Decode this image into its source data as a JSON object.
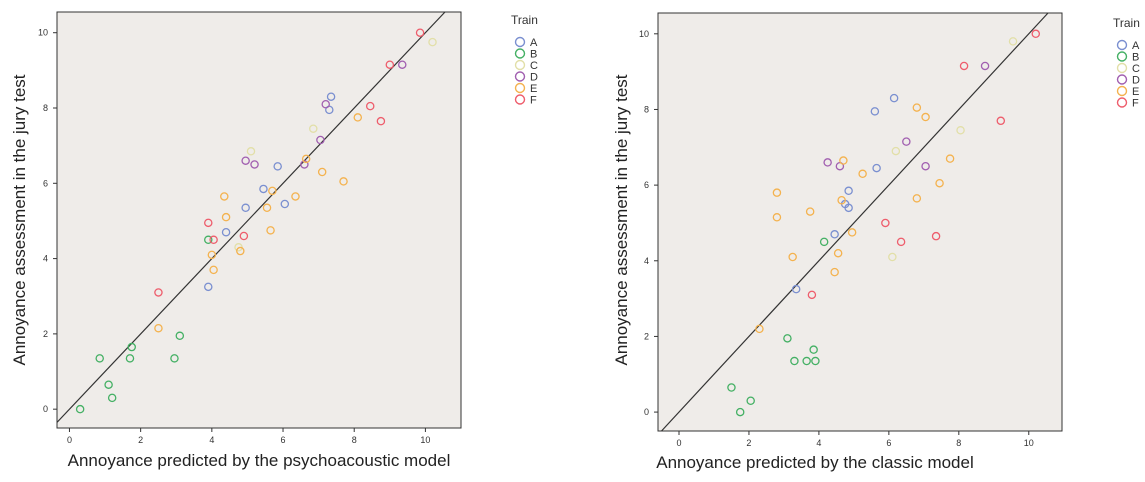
{
  "chart_data": [
    {
      "type": "scatter",
      "xlabel": "Annoyance predicted by the psychoacoustic model",
      "ylabel": "Annoyance assessment in the jury test",
      "xlim": [
        -0.35,
        11.0
      ],
      "ylim": [
        -0.5,
        10.55
      ],
      "xticks": [
        "0",
        "2",
        "4",
        "6",
        "8",
        "10"
      ],
      "yticks": [
        "0",
        "2",
        "4",
        "6",
        "8",
        "10"
      ],
      "grid": false,
      "reference_line": "y = x",
      "legend_title": "Train",
      "legend_position": "right",
      "series": [
        {
          "name": "A",
          "color": "#7a8fd0",
          "points": [
            [
              3.9,
              3.25
            ],
            [
              4.4,
              4.7
            ],
            [
              4.95,
              5.35
            ],
            [
              5.45,
              5.85
            ],
            [
              5.85,
              6.45
            ],
            [
              6.05,
              5.45
            ],
            [
              7.3,
              7.95
            ],
            [
              7.35,
              8.3
            ]
          ]
        },
        {
          "name": "B",
          "color": "#44b064",
          "points": [
            [
              0.3,
              0.0
            ],
            [
              0.85,
              1.35
            ],
            [
              1.1,
              0.65
            ],
            [
              1.2,
              0.3
            ],
            [
              1.7,
              1.35
            ],
            [
              1.75,
              1.65
            ],
            [
              2.95,
              1.35
            ],
            [
              3.1,
              1.95
            ],
            [
              3.9,
              4.5
            ]
          ]
        },
        {
          "name": "C",
          "color": "#e2dfa8",
          "points": [
            [
              4.75,
              4.3
            ],
            [
              5.1,
              6.85
            ],
            [
              6.85,
              7.45
            ],
            [
              10.2,
              9.75
            ]
          ]
        },
        {
          "name": "D",
          "color": "#a15fb0",
          "points": [
            [
              4.95,
              6.6
            ],
            [
              5.2,
              6.5
            ],
            [
              6.6,
              6.5
            ],
            [
              7.05,
              7.15
            ],
            [
              7.2,
              8.1
            ],
            [
              9.35,
              9.15
            ]
          ]
        },
        {
          "name": "E",
          "color": "#f4b24e",
          "points": [
            [
              2.5,
              2.15
            ],
            [
              4.0,
              4.1
            ],
            [
              4.05,
              3.7
            ],
            [
              4.35,
              5.65
            ],
            [
              4.4,
              5.1
            ],
            [
              4.8,
              4.2
            ],
            [
              5.55,
              5.35
            ],
            [
              5.65,
              4.75
            ],
            [
              5.7,
              5.8
            ],
            [
              6.35,
              5.65
            ],
            [
              6.65,
              6.65
            ],
            [
              7.1,
              6.3
            ],
            [
              7.7,
              6.05
            ],
            [
              8.1,
              7.75
            ]
          ]
        },
        {
          "name": "F",
          "color": "#ee5d6c",
          "points": [
            [
              2.5,
              3.1
            ],
            [
              3.9,
              4.95
            ],
            [
              4.05,
              4.5
            ],
            [
              4.9,
              4.6
            ],
            [
              8.45,
              8.05
            ],
            [
              8.75,
              7.65
            ],
            [
              9.0,
              9.15
            ],
            [
              9.85,
              10.0
            ]
          ]
        }
      ]
    },
    {
      "type": "scatter",
      "xlabel": "Annoyance predicted by the classic model",
      "ylabel": "Annoyance assessment in the jury test",
      "xlim": [
        -0.6,
        10.95
      ],
      "ylim": [
        -0.5,
        10.55
      ],
      "xticks": [
        "0",
        "2",
        "4",
        "6",
        "8",
        "10"
      ],
      "yticks": [
        "0",
        "2",
        "4",
        "6",
        "8",
        "10"
      ],
      "grid": false,
      "reference_line": "y = x",
      "legend_title": "Train",
      "legend_position": "right",
      "series": [
        {
          "name": "A",
          "color": "#7a8fd0",
          "points": [
            [
              3.35,
              3.25
            ],
            [
              4.45,
              4.7
            ],
            [
              4.75,
              5.5
            ],
            [
              4.85,
              5.4
            ],
            [
              4.85,
              5.85
            ],
            [
              5.6,
              7.95
            ],
            [
              5.65,
              6.45
            ],
            [
              6.15,
              8.3
            ]
          ]
        },
        {
          "name": "B",
          "color": "#44b064",
          "points": [
            [
              1.5,
              0.65
            ],
            [
              1.75,
              0.0
            ],
            [
              2.05,
              0.3
            ],
            [
              3.1,
              1.95
            ],
            [
              3.3,
              1.35
            ],
            [
              3.65,
              1.35
            ],
            [
              3.85,
              1.65
            ],
            [
              3.9,
              1.35
            ],
            [
              4.15,
              4.5
            ]
          ]
        },
        {
          "name": "C",
          "color": "#e2dfa8",
          "points": [
            [
              6.1,
              4.1
            ],
            [
              6.2,
              6.9
            ],
            [
              8.05,
              7.45
            ],
            [
              9.55,
              9.8
            ]
          ]
        },
        {
          "name": "D",
          "color": "#a15fb0",
          "points": [
            [
              4.25,
              6.6
            ],
            [
              4.6,
              6.5
            ],
            [
              6.5,
              7.15
            ],
            [
              7.05,
              6.5
            ],
            [
              8.75,
              9.15
            ]
          ]
        },
        {
          "name": "E",
          "color": "#f4b24e",
          "points": [
            [
              2.3,
              2.2
            ],
            [
              2.8,
              5.8
            ],
            [
              2.8,
              5.15
            ],
            [
              3.25,
              4.1
            ],
            [
              3.75,
              5.3
            ],
            [
              4.45,
              3.7
            ],
            [
              4.55,
              4.2
            ],
            [
              4.65,
              5.6
            ],
            [
              4.7,
              6.65
            ],
            [
              4.95,
              4.75
            ],
            [
              5.25,
              6.3
            ],
            [
              6.8,
              5.65
            ],
            [
              6.8,
              8.05
            ],
            [
              7.05,
              7.8
            ],
            [
              7.45,
              6.05
            ],
            [
              7.75,
              6.7
            ]
          ]
        },
        {
          "name": "F",
          "color": "#ee5d6c",
          "points": [
            [
              3.8,
              3.1
            ],
            [
              5.9,
              5.0
            ],
            [
              6.35,
              4.5
            ],
            [
              7.35,
              4.65
            ],
            [
              8.15,
              9.15
            ],
            [
              9.2,
              7.7
            ],
            [
              10.2,
              10.0
            ]
          ]
        }
      ]
    }
  ]
}
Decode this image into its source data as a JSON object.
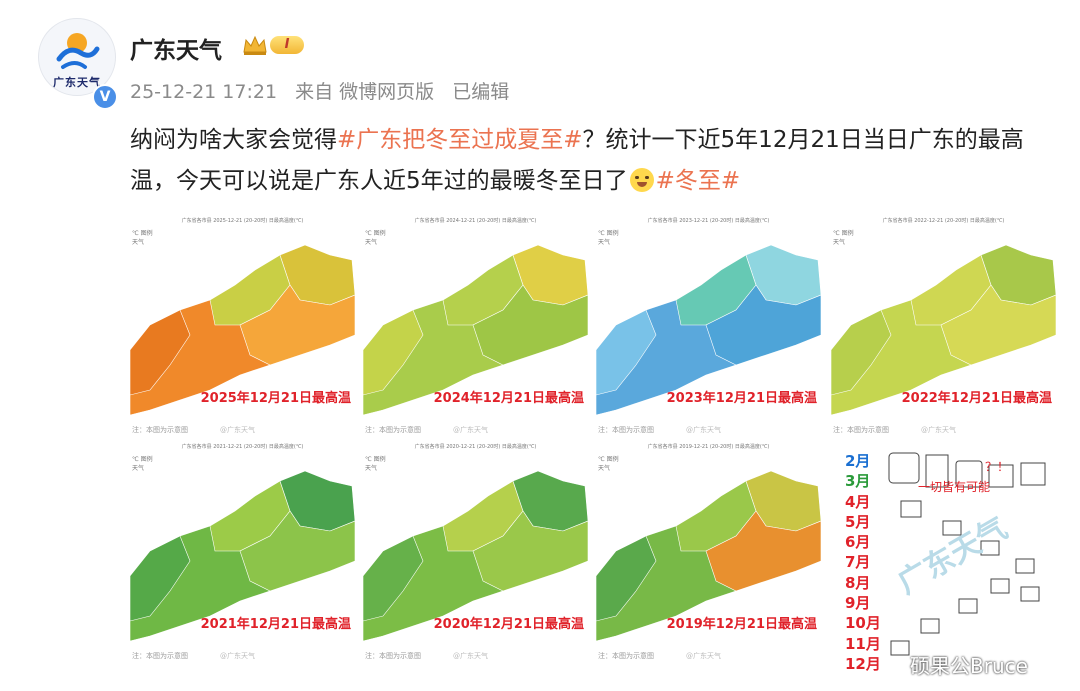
{
  "account": {
    "avatar_text": "广东天气",
    "name": "广东天气",
    "vip_level": "I",
    "verified_mark": "V"
  },
  "post_meta": {
    "timestamp": "25-12-21 17:21",
    "source": "来自 微博网页版",
    "edited": "已编辑"
  },
  "post": {
    "text1": "纳闷为啥大家会觉得",
    "tag1": "#广东把冬至过成夏至#",
    "text2": "？统计一下近5年12月21日当日广东的最高温，今天可以说是广东人近5年过的最暖冬至日了",
    "tag2": "#冬至#"
  },
  "maps": [
    {
      "title": "广东省各市县 2025-12-21 (20-20时) 日最高温度(℃)",
      "caption": "2025年12月21日最高温",
      "colors": [
        "#f0892a",
        "#e87a20",
        "#f5a63a",
        "#d9c23a",
        "#c9cf45"
      ]
    },
    {
      "title": "广东省各市县 2024-12-21 (20-20时) 日最高温度(℃)",
      "caption": "2024年12月21日最高温",
      "colors": [
        "#a9cc4b",
        "#c4d34a",
        "#9ec646",
        "#e0cf46",
        "#b5d04c"
      ]
    },
    {
      "title": "广东省各市县 2023-12-21 (20-20时) 日最高温度(℃)",
      "caption": "2023年12月21日最高温",
      "colors": [
        "#5aa8dc",
        "#79c2e8",
        "#4ea4d8",
        "#8fd6e0",
        "#66c9b4"
      ]
    },
    {
      "title": "广东省各市县 2022-12-21 (20-20时) 日最高温度(℃)",
      "caption": "2022年12月21日最高温",
      "colors": [
        "#c5d650",
        "#b7cf4c",
        "#d6d955",
        "#a8c84a",
        "#cfd752"
      ]
    },
    {
      "title": "广东省各市县 2021-12-21 (20-20时) 日最高温度(℃)",
      "caption": "2021年12月21日最高温",
      "colors": [
        "#6fb845",
        "#55a948",
        "#8cc44a",
        "#4aa24e",
        "#9ccb48"
      ]
    },
    {
      "title": "广东省各市县 2020-12-21 (20-20时) 日最高温度(℃)",
      "caption": "2020年12月21日最高温",
      "colors": [
        "#7cbd46",
        "#66b14a",
        "#9ac84a",
        "#58a94d",
        "#b5d04c"
      ]
    },
    {
      "title": "广东省各市县 2019-12-21 (20-20时) 日最高温度(℃)",
      "caption": "2019年12月21日最高温",
      "colors": [
        "#78b947",
        "#5aa94b",
        "#e8902f",
        "#c9c545",
        "#9ac84a"
      ]
    }
  ],
  "map_common": {
    "note": "注：本图为示意图",
    "watermark": "@广东天气",
    "legend": "℃ 图例\n天气"
  },
  "months_panel": {
    "months": [
      "2月",
      "3月",
      "4月",
      "5月",
      "6月",
      "7月",
      "8月",
      "9月",
      "10月",
      "11月",
      "12月"
    ],
    "month_colors": [
      "#1a6fd1",
      "#2a9a3a",
      "#e0222a",
      "#e0222a",
      "#e0222a",
      "#e0222a",
      "#e0222a",
      "#e0222a",
      "#e0222a",
      "#e0222a",
      "#e0222a"
    ],
    "cartoon_text": "一切皆有可能",
    "question": "？！",
    "watermark": "广东天气"
  },
  "site_watermark": "硕果公Bruce"
}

::::::::::

→ **Direction**
Pick out the lines that have the word "caption". Copy them all.

→ **Full answer**
      "caption": "2025年12月21日最高温",
      "caption": "2024年12月21日最高温",
      "caption": "2023年12月21日最高温",
      "caption": "2022年12月21日最高温",
      "caption": "2021年12月21日最高温",
      "caption": "2020年12月21日最高温",
      "caption": "2019年12月21日最高温",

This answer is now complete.